* [What is being asked] Copy out each line that has "emissions" in it.

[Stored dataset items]
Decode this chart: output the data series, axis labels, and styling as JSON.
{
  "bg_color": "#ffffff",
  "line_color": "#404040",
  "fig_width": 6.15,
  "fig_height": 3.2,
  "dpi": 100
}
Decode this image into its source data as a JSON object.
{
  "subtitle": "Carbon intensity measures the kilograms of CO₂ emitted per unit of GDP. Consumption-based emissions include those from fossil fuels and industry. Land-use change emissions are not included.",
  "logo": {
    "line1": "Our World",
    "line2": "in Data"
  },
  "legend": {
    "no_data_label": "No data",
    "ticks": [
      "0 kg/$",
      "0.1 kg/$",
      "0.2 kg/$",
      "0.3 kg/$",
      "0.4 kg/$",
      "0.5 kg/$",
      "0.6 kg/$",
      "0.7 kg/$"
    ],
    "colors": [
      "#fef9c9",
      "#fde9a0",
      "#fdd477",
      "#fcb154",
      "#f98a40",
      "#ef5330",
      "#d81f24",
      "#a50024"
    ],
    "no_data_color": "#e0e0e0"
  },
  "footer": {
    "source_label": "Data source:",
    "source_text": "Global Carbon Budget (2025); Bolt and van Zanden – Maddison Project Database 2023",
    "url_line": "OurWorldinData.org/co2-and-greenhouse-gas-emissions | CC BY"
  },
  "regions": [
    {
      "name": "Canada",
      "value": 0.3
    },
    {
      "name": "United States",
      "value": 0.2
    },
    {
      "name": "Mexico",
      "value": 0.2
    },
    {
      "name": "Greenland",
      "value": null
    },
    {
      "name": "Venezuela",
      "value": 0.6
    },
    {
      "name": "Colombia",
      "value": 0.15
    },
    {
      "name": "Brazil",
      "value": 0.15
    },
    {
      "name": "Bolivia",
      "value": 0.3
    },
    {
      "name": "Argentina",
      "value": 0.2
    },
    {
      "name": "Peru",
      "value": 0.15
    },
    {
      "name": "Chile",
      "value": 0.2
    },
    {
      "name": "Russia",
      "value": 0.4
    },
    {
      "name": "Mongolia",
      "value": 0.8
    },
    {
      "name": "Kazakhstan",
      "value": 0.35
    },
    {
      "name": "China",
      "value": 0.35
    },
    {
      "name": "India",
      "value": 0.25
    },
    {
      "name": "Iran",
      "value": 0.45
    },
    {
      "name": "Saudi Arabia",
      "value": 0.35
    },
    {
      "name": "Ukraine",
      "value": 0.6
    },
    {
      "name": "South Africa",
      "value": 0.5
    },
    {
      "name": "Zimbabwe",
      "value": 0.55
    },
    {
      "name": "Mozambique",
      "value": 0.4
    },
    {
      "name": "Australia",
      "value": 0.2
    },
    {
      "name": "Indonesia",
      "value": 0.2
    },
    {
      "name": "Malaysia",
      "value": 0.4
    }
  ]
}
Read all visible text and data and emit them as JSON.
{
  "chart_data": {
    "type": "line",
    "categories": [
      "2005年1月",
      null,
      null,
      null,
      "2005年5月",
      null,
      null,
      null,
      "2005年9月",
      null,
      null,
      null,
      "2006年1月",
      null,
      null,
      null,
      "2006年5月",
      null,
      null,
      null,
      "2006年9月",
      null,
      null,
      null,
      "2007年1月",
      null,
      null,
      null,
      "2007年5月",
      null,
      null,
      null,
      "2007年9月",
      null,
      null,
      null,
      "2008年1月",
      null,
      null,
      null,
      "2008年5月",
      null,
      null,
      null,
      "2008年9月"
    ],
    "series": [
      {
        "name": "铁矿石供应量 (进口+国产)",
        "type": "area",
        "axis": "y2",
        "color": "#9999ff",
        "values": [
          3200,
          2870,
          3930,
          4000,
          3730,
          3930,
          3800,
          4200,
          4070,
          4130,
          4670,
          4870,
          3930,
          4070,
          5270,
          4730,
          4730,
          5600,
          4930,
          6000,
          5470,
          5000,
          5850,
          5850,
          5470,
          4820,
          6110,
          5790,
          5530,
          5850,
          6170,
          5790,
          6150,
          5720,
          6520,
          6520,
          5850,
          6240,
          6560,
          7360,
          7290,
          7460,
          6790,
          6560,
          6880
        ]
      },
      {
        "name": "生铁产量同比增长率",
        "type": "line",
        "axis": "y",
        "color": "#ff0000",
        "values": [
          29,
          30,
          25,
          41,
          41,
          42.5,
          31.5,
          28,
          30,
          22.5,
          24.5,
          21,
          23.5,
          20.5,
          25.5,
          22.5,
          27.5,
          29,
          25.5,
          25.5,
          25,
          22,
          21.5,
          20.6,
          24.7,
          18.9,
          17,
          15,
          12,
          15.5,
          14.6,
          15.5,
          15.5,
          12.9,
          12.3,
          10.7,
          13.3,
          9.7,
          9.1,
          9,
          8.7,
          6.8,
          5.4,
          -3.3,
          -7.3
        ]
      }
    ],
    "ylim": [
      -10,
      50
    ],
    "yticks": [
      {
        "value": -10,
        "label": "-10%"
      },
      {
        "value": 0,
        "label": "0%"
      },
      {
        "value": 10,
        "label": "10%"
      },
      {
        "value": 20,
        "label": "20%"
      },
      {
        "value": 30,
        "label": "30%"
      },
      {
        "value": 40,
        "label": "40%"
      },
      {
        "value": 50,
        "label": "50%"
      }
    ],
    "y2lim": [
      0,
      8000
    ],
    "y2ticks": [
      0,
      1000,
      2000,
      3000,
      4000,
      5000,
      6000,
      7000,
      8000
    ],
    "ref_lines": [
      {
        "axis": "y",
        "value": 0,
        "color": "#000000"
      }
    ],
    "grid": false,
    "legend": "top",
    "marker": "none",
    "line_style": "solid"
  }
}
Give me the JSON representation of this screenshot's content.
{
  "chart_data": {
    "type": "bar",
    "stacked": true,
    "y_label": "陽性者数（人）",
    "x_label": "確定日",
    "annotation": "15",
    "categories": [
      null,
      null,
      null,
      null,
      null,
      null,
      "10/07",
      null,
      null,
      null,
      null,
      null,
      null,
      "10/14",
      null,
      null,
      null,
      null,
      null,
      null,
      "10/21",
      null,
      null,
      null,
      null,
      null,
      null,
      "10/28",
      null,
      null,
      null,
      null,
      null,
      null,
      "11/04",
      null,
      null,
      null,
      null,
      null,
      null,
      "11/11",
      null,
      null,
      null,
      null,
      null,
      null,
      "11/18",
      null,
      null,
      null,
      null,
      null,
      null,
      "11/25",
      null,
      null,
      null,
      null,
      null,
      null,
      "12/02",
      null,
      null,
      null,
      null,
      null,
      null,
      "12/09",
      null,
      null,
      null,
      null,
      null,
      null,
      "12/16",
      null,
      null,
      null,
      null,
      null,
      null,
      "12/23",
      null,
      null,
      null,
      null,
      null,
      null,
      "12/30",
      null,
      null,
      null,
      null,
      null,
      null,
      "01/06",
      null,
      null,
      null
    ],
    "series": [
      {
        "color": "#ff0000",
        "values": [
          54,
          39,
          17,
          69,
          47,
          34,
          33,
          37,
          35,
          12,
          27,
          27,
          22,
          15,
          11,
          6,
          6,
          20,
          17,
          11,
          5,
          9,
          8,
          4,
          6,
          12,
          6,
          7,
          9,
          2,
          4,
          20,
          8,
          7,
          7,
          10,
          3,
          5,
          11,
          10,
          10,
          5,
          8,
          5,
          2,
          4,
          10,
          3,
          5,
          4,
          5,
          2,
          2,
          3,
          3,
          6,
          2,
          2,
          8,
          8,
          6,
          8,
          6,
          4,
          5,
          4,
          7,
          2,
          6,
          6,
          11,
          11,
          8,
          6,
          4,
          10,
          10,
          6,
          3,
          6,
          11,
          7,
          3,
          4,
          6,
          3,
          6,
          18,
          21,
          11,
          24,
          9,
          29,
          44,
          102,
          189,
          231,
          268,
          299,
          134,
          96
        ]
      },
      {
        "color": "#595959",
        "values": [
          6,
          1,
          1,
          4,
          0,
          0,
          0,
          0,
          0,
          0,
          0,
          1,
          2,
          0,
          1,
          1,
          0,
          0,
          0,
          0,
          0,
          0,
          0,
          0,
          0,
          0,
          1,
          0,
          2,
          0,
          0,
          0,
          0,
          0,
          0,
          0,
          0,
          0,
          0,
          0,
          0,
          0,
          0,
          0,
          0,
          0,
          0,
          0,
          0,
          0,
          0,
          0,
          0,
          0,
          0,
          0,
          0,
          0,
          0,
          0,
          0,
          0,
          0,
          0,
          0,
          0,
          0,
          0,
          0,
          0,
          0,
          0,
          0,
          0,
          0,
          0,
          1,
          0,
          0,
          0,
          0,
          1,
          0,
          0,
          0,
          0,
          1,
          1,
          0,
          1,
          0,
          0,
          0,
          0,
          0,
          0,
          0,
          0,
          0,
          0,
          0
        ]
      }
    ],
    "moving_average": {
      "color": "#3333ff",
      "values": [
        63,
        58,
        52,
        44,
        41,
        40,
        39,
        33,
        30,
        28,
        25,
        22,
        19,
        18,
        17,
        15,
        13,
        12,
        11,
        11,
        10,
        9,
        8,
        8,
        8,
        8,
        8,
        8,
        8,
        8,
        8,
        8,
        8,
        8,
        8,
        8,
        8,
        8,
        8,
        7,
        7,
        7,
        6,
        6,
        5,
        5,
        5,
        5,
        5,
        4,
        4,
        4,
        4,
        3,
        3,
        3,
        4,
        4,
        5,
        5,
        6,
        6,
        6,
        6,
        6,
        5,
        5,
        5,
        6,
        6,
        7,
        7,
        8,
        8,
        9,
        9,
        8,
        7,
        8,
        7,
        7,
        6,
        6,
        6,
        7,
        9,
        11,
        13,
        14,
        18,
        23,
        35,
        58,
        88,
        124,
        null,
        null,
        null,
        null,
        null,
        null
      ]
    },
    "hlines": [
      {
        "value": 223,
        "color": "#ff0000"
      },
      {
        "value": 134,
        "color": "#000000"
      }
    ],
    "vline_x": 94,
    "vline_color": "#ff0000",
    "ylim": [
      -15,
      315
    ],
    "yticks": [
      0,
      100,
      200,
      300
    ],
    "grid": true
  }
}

* [The solution]
  "subtitle": "Carbon intensity measures the kilograms of CO₂ emitted per unit of GDP. Consumption-based emissions include those from fossil fuels and industry. Land-use change emissions are not included.",
    "url_line": "OurWorldinData.org/co2-and-greenhouse-gas-emissions | CC BY"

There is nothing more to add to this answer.